1/ La France pourrait instaurer un protocole d’aide à la recherche des origines, par pays et sans limite de temps.

  • La restauration des liens de coopérations internationales pour les pays notamment dans lesquels la recherche des origines n’est pas soutenue. En effet, elle est essentielle afin de faciliter les démarches des personnes adoptées et le dialogue avec les autorités locales.
  • L’accompagnement des personnes adoptées assuré par des spécialistes devrait inclure un soutien juridique, diplomatique, administratif.
  • Il est impératif d’intégrer des adoptés au sein de toutes les instances dédiées afin qu’elles apportent leur expertise et qu’elles soient consultées dans les prises de décisions substantielles. Ne pas nous associer reviendrait à créer une structure de défense de droits des femmes sans y intégrer de femmes.
  • Les États pourraient donner les moyens aux organisations indépendantes à but non lucratif et expertes dans l’assistance aux recherche, collaborer avec les structures d’adoptés qui ont toujours fait preuve d’intégrité et qui ne tirent aucun profit de leur activité.

DONNÉES ENREGISTRÉES:
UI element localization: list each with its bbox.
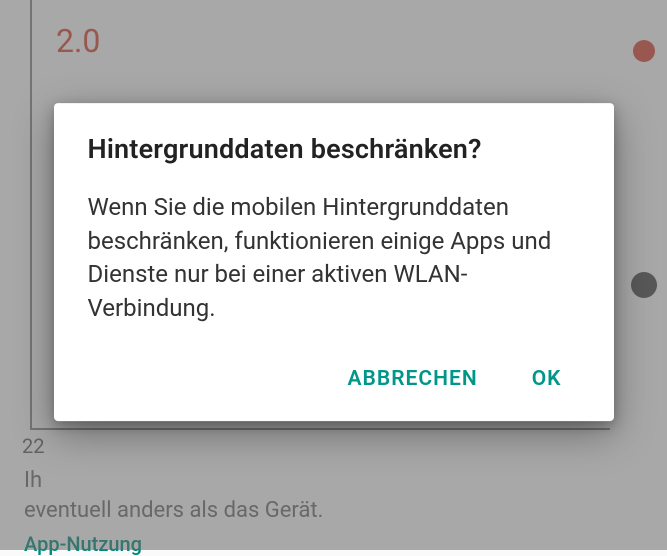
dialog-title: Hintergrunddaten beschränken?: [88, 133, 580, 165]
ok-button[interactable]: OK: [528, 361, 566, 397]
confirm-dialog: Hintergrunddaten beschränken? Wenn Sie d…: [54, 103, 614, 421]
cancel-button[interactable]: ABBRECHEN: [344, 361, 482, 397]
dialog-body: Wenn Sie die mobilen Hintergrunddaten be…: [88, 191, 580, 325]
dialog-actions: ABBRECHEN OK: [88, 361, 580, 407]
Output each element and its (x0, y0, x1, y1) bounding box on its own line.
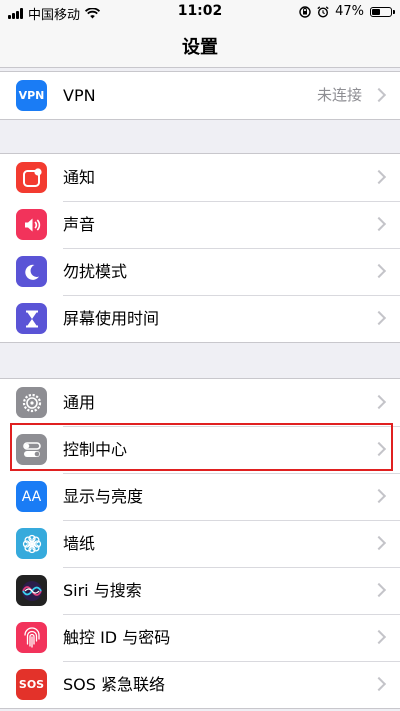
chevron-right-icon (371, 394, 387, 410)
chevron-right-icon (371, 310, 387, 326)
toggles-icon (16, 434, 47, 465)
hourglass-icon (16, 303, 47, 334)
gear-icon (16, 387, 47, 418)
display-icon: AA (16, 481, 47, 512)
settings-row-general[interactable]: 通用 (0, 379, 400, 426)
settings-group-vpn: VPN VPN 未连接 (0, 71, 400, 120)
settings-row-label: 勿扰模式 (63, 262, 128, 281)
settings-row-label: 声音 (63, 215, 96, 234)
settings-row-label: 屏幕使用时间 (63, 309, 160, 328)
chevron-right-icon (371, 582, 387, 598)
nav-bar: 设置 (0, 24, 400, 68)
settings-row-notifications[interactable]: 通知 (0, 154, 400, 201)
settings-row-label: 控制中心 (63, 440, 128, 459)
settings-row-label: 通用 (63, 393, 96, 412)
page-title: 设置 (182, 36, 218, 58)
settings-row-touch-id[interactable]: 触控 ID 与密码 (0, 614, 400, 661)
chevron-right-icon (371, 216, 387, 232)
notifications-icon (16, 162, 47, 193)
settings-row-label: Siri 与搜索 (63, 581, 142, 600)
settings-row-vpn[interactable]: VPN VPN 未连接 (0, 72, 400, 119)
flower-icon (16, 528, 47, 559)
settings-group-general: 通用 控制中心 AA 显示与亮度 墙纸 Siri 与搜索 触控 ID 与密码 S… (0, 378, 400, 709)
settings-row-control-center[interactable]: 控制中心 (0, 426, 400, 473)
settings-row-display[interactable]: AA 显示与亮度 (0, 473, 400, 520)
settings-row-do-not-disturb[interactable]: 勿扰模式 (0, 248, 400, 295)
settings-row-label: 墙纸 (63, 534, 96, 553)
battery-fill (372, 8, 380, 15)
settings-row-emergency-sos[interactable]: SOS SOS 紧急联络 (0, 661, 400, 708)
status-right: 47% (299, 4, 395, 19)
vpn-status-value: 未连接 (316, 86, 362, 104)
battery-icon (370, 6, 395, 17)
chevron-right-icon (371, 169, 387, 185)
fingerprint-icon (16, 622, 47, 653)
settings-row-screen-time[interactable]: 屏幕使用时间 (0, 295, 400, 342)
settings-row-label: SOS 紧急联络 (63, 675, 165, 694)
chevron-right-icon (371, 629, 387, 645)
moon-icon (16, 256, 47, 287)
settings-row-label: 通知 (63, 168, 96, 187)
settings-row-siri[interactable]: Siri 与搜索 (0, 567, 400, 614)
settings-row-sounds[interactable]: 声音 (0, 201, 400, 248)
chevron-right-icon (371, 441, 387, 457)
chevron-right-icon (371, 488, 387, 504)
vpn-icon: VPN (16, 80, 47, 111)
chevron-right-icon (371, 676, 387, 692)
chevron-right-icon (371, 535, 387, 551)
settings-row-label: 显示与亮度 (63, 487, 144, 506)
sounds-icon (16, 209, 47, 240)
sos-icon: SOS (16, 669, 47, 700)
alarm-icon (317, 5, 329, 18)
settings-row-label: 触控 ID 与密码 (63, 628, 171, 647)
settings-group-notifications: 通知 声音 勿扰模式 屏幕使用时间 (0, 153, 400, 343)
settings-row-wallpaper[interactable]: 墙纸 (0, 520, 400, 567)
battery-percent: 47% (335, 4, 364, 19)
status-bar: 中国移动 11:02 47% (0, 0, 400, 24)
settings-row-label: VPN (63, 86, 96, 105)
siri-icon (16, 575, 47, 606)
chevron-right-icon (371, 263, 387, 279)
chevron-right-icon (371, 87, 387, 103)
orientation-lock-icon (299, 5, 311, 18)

VOTRE OBJECTIF:
D'après l'extrait de page, quels types de soutien l'accompagnement des personnes adoptées par des spécialistes devrait-il inclure ? Appuyez-vous uniquement sur l'extrait de page.

RÉSULTAT OBTENU:
Un soutien juridique, diplomatique et administratif.